**WRITTEN INSTRUCTION:** Tally the lines that include the word "them" and reply with nothing but the total.
***
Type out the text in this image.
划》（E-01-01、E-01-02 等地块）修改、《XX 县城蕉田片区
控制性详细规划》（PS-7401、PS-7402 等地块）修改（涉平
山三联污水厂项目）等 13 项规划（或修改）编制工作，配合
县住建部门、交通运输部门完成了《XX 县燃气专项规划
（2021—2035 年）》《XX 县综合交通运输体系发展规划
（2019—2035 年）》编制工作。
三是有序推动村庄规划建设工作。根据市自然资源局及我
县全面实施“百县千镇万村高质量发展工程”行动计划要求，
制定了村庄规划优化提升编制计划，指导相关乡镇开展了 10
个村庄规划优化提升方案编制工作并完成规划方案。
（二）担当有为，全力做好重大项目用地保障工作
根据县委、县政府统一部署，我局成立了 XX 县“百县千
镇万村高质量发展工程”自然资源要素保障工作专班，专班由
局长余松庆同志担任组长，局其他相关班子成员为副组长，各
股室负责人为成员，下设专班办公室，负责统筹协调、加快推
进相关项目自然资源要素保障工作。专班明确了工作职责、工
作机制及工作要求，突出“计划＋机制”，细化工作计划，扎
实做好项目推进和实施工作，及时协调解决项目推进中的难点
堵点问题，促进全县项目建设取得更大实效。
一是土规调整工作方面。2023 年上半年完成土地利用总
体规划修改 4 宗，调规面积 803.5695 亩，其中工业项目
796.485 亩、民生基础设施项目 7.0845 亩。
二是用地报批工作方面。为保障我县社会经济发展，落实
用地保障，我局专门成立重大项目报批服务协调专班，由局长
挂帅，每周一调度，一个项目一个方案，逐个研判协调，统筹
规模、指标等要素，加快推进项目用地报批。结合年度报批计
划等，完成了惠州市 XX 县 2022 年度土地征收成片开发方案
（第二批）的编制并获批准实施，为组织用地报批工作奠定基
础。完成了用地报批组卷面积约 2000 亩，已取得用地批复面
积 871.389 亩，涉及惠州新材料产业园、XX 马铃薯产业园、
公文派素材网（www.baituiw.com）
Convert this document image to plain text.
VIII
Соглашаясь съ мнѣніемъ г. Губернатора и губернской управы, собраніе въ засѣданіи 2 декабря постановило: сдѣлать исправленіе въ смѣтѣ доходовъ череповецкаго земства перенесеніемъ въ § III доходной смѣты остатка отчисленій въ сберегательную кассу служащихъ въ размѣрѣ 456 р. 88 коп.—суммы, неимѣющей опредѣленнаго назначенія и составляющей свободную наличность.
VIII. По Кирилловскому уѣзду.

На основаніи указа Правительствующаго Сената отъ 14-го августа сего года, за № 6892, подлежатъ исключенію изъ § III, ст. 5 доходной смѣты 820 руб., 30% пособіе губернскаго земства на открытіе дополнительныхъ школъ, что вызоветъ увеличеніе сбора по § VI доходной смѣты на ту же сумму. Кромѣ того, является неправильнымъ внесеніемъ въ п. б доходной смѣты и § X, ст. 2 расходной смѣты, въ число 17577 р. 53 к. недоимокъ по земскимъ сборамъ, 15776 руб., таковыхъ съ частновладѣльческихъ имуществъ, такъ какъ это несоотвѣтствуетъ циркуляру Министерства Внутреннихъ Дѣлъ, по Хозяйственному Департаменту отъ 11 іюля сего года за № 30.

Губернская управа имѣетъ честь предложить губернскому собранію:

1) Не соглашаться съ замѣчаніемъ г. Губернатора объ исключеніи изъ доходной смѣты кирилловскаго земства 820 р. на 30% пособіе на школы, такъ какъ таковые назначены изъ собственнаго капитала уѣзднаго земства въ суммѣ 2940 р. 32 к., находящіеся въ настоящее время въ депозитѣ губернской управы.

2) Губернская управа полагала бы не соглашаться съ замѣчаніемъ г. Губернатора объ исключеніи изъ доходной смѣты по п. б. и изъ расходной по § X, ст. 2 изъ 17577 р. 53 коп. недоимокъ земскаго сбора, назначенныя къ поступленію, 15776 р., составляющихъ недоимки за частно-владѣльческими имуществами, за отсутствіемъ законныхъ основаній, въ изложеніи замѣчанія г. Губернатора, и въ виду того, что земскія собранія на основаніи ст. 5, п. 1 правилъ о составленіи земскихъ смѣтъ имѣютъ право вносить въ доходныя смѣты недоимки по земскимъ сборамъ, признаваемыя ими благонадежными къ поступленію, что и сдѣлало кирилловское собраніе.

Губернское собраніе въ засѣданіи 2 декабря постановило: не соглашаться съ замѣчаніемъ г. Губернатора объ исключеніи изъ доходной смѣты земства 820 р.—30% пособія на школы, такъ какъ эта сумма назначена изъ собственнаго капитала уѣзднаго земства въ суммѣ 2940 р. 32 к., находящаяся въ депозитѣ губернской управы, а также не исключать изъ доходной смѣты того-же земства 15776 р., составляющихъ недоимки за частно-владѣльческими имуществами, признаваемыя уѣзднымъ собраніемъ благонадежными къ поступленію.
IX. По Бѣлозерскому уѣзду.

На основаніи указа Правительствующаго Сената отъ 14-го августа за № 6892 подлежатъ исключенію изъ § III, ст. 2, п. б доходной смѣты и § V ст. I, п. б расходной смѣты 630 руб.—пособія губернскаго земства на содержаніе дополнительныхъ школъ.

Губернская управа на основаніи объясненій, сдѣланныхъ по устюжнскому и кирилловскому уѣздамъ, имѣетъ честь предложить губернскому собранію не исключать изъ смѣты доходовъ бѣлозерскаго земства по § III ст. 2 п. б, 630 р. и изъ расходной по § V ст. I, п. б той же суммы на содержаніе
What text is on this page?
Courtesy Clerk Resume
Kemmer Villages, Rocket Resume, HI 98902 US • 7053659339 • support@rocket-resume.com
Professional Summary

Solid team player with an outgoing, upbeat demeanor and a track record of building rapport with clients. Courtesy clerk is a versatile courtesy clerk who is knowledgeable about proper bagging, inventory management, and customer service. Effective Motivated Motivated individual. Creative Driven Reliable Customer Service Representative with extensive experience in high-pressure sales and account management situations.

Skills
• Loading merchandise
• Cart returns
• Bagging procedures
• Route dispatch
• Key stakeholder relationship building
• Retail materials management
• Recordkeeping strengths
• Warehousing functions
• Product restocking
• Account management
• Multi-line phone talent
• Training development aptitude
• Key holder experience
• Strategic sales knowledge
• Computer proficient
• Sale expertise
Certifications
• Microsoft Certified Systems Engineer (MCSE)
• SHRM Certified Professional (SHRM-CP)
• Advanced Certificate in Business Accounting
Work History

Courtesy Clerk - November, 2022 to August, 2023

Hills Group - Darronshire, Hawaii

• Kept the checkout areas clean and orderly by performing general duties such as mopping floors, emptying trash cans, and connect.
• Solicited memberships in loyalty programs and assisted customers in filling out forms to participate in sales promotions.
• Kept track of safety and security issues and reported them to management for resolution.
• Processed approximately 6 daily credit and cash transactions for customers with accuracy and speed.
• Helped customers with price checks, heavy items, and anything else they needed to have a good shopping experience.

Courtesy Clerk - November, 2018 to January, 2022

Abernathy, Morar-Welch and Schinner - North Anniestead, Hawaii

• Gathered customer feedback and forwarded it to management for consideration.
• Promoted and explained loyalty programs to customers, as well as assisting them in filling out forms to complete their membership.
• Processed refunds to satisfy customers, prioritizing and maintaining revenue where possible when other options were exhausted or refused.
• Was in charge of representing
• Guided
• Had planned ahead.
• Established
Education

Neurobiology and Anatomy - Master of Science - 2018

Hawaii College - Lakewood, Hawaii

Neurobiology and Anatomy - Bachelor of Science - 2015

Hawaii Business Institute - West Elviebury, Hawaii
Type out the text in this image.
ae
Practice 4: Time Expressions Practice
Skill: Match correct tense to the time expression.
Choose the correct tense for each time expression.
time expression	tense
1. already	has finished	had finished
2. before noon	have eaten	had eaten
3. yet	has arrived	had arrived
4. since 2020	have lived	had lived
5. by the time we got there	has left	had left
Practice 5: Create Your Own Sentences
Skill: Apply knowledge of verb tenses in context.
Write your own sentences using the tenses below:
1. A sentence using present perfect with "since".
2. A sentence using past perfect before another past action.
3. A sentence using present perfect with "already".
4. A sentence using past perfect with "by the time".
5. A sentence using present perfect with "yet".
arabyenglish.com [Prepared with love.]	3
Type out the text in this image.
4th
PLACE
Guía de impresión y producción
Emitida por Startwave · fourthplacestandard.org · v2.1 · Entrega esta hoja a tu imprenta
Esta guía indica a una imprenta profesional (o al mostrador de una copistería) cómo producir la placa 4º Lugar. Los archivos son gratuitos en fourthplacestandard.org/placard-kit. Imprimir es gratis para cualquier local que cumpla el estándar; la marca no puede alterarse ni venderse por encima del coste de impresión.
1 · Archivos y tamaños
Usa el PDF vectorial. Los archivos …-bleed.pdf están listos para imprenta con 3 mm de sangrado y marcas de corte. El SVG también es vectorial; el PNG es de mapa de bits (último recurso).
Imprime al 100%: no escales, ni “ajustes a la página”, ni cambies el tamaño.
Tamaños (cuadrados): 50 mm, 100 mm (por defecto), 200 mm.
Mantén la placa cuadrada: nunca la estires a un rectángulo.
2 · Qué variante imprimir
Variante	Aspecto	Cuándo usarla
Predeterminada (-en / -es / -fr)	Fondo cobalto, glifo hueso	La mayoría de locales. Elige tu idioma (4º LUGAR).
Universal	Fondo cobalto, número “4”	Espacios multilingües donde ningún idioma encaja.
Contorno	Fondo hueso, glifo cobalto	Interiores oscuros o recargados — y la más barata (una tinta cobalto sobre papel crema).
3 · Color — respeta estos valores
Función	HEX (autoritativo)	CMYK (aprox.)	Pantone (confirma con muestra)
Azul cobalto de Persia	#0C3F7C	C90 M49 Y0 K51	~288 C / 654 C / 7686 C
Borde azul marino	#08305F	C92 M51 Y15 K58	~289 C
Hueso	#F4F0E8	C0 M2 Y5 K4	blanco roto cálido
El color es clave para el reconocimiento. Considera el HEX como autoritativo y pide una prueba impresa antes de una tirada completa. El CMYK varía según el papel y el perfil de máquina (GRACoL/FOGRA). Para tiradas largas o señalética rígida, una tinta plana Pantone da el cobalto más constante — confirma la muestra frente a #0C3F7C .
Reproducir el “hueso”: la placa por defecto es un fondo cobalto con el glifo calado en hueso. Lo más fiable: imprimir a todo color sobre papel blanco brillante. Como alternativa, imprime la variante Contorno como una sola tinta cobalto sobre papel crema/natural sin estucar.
***
**SOLUTION:** 2